Extract the complete data exactly as given.
## begin Exercise material
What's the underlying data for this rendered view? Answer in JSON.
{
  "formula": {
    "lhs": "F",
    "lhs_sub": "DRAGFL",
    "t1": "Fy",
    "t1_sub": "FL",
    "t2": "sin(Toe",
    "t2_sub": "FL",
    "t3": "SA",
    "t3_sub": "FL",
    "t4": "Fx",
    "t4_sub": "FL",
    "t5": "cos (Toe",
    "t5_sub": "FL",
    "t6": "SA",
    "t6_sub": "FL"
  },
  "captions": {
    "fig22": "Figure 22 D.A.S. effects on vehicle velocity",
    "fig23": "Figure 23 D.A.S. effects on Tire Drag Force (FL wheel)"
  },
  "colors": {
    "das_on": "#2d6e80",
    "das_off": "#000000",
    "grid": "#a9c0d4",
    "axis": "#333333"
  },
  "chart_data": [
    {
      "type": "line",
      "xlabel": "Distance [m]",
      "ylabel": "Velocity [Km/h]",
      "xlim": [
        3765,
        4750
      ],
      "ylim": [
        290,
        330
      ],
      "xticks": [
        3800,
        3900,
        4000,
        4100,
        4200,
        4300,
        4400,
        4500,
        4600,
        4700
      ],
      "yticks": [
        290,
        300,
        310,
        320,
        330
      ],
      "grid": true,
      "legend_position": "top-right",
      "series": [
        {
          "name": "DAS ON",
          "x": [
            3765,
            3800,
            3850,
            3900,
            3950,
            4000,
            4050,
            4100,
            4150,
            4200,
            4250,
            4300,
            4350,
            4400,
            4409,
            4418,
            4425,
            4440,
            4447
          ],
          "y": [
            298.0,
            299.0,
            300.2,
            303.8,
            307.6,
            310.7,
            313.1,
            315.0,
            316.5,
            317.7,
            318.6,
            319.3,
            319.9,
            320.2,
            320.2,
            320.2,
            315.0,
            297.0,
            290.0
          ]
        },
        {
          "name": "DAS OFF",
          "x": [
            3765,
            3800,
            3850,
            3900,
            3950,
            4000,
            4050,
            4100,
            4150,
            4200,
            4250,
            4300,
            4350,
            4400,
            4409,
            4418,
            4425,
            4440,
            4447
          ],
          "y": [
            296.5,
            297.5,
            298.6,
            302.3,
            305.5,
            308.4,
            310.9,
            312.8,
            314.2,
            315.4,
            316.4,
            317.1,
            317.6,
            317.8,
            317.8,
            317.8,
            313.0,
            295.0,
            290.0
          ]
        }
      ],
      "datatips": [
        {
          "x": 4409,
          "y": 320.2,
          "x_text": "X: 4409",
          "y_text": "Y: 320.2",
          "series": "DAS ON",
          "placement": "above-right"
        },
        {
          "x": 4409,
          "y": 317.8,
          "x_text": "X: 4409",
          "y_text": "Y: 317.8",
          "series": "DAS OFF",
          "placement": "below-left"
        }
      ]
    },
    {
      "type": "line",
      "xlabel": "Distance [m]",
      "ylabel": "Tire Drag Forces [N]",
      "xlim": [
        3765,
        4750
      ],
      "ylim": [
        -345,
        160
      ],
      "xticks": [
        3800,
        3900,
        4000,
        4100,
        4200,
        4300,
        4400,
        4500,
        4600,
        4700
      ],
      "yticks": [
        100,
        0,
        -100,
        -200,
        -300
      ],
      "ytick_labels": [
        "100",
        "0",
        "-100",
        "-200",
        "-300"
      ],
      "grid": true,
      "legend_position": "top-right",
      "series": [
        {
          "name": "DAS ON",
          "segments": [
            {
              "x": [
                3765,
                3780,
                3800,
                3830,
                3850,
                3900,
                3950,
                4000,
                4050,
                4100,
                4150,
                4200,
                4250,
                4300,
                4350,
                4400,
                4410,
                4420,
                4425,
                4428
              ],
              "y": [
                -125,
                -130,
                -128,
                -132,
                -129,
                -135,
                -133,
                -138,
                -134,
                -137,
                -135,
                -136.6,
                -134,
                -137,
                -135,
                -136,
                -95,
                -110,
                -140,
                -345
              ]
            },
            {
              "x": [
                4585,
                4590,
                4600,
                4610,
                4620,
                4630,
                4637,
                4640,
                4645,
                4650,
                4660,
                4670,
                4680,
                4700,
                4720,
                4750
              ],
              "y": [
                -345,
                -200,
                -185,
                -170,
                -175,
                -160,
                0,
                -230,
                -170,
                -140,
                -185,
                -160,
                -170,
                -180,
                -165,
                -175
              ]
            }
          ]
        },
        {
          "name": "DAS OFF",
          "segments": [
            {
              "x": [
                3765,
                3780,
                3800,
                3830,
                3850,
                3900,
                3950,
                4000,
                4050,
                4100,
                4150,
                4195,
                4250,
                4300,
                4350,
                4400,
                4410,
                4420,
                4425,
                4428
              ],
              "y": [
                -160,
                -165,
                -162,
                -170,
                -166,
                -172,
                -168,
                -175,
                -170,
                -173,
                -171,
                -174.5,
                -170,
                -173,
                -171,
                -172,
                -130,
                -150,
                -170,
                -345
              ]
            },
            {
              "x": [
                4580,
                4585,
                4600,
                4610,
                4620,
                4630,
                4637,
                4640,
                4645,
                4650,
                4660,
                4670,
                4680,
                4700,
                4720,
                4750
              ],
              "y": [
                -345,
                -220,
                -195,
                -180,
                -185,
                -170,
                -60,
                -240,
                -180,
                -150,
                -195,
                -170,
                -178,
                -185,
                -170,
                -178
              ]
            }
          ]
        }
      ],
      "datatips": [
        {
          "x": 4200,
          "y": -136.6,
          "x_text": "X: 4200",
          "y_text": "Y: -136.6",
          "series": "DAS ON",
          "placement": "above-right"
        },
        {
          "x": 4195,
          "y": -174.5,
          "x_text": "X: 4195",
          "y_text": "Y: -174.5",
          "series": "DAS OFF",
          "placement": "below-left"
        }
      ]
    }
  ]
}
## end Exercise material
### Answer for this exercise
What's the underlying data for this rendered view? Answer in JSON.
{
  "formula": {
    "lhs": "F",
    "lhs_sub": "DRAGFL",
    "t1": "Fy",
    "t1_sub": "FL",
    "t2": "sin(Toe",
    "t2_sub": "FL",
    "t3": "SA",
    "t3_sub": "FL",
    "t4": "Fx",
    "t4_sub": "FL",
    "t5": "cos (Toe",
    "t5_sub": "FL",
    "t6": "SA",
    "t6_sub": "FL"
  },
  "captions": {
    "fig22": "Figure 22 D.A.S. effects on vehicle velocity",
    "fig23": "Figure 23 D.A.S. effects on Tire Drag Force (FL wheel)"
  },
  "colors": {
    "das_on": "#2d6e80",
    "das_off": "#000000",
    "grid": "#a9c0d4",
    "axis": "#333333"
  },
  "chart_data": [
    {
      "type": "line",
      "xlabel": "Distance [m]",
      "ylabel": "Velocity [Km/h]",
      "xlim": [
        3765,
        4750
      ],
      "ylim": [
        290,
        330
      ],
      "xticks": [
        3800,
        3900,
        4000,
        4100,
        4200,
        4300,
        4400,
        4500,
        4600,
        4700
      ],
      "yticks": [
        290,
        300,
        310,
        320,
        330
      ],
      "grid": true,
      "legend_position": "top-right",
      "series": [
        {
          "name": "DAS ON",
          "x": [
            3765,
            3800,
            3850,
            3900,
            3950,
            4000,
            4050,
            4100,
            4150,
            4200,
            4250,
            4300,
            4350,
            4400,
            4409,
            4418,
            4425,
            4440,
            4447
          ],
          "y": [
            298.0,
            299.0,
            300.2,
            303.8,
            307.6,
            310.7,
            313.1,
            315.0,
            316.5,
            317.7,
            318.6,
            319.3,
            319.9,
            320.2,
            320.2,
            320.2,
            315.0,
            297.0,
            290.0
          ]
        },
        {
          "name": "DAS OFF",
          "x": [
            3765,
            3800,
            3850,
            3900,
            3950,
            4000,
            4050,
            4100,
            4150,
            4200,
            4250,
            4300,
            4350,
            4400,
            4409,
            4418,
            4425,
            4440,
            4447
          ],
          "y": [
            296.5,
            297.5,
            298.6,
            302.3,
            305.5,
            308.4,
            310.9,
            312.8,
            314.2,
            315.4,
            316.4,
            317.1,
            317.6,
            317.8,
            317.8,
            317.8,
            313.0,
            295.0,
            290.0
          ]
        }
      ],
      "datatips": [
        {
          "x": 4409,
          "y": 320.2,
          "x_text": "X: 4409",
          "y_text": "Y: 320.2",
          "series": "DAS ON",
          "placement": "above-right"
        },
        {
          "x": 4409,
          "y": 317.8,
          "x_text": "X: 4409",
          "y_text": "Y: 317.8",
          "series": "DAS OFF",
          "placement": "below-left"
        }
      ]
    },
    {
      "type": "line",
      "xlabel": "Distance [m]",
      "ylabel": "Tire Drag Forces [N]",
      "xlim": [
        3765,
        4750
      ],
      "ylim": [
        -345,
        160
      ],
      "xticks": [
        3800,
        3900,
        4000,
        4100,
        4200,
        4300,
        4400,
        4500,
        4600,
        4700
      ],
      "yticks": [
        100,
        0,
        -100,
        -200,
        -300
      ],
      "ytick_labels": [
        "100",
        "0",
        "-100",
        "-200",
        "-300"
      ],
      "grid": true,
      "legend_position": "top-right",
      "series": [
        {
          "name": "DAS ON",
          "segments": [
            {
              "x": [
                3765,
                3780,
                3800,
                3830,
                3850,
                3900,
                3950,
                4000,
                4050,
                4100,
                4150,
                4200,
                4250,
                4300,
                4350,
                4400,
                4410,
                4420,
                4425,
                4428
              ],
              "y": [
                -125,
                -130,
                -128,
                -132,
                -129,
                -135,
                -133,
                -138,
                -134,
                -137,
                -135,
                -136.6,
                -134,
                -137,
                -135,
                -136,
                -95,
                -110,
                -140,
                -345
              ]
            },
            {
              "x": [
                4585,
                4590,
                4600,
                4610,
                4620,
                4630,
                4637,
                4640,
                4645,
                4650,
                4660,
                4670,
                4680,
                4700,
                4720,
                4750
              ],
              "y": [
                -345,
                -200,
                -185,
                -170,
                -175,
                -160,
                0,
                -230,
                -170,
                -140,
                -185,
                -160,
                -170,
                -180,
                -165,
                -175
              ]
            }
          ]
        },
        {
          "name": "DAS OFF",
          "segments": [
            {
              "x": [
                3765,
                3780,
                3800,
                3830,
                3850,
                3900,
                3950,
                4000,
                4050,
                4100,
                4150,
                4195,
                4250,
                4300,
                4350,
                4400,
                4410,
                4420,
                4425,
                4428
              ],
              "y": [
                -160,
                -165,
                -162,
                -170,
                -166,
                -172,
                -168,
                -175,
                -170,
                -173,
                -171,
                -174.5,
                -170,
                -173,
                -171,
                -172,
                -130,
                -150,
                -170,
                -345
              ]
            },
            {
              "x": [
                4580,
                4585,
                4600,
                4610,
                4620,
                4630,
                4637,
                4640,
                4645,
                4650,
                4660,
                4670,
                4680,
                4700,
                4720,
                4750
              ],
              "y": [
                -345,
                -220,
                -195,
                -180,
                -185,
                -170,
                -60,
                -240,
                -180,
                -150,
                -195,
                -170,
                -178,
                -185,
                -170,
                -178
              ]
            }
          ]
        }
      ],
      "datatips": [
        {
          "x": 4200,
          "y": -136.6,
          "x_text": "X: 4200",
          "y_text": "Y: -136.6",
          "series": "DAS ON",
          "placement": "above-right"
        },
        {
          "x": 4195,
          "y": -174.5,
          "x_text": "X: 4195",
          "y_text": "Y: -174.5",
          "series": "DAS OFF",
          "placement": "below-left"
        }
      ]
    }
  ]
}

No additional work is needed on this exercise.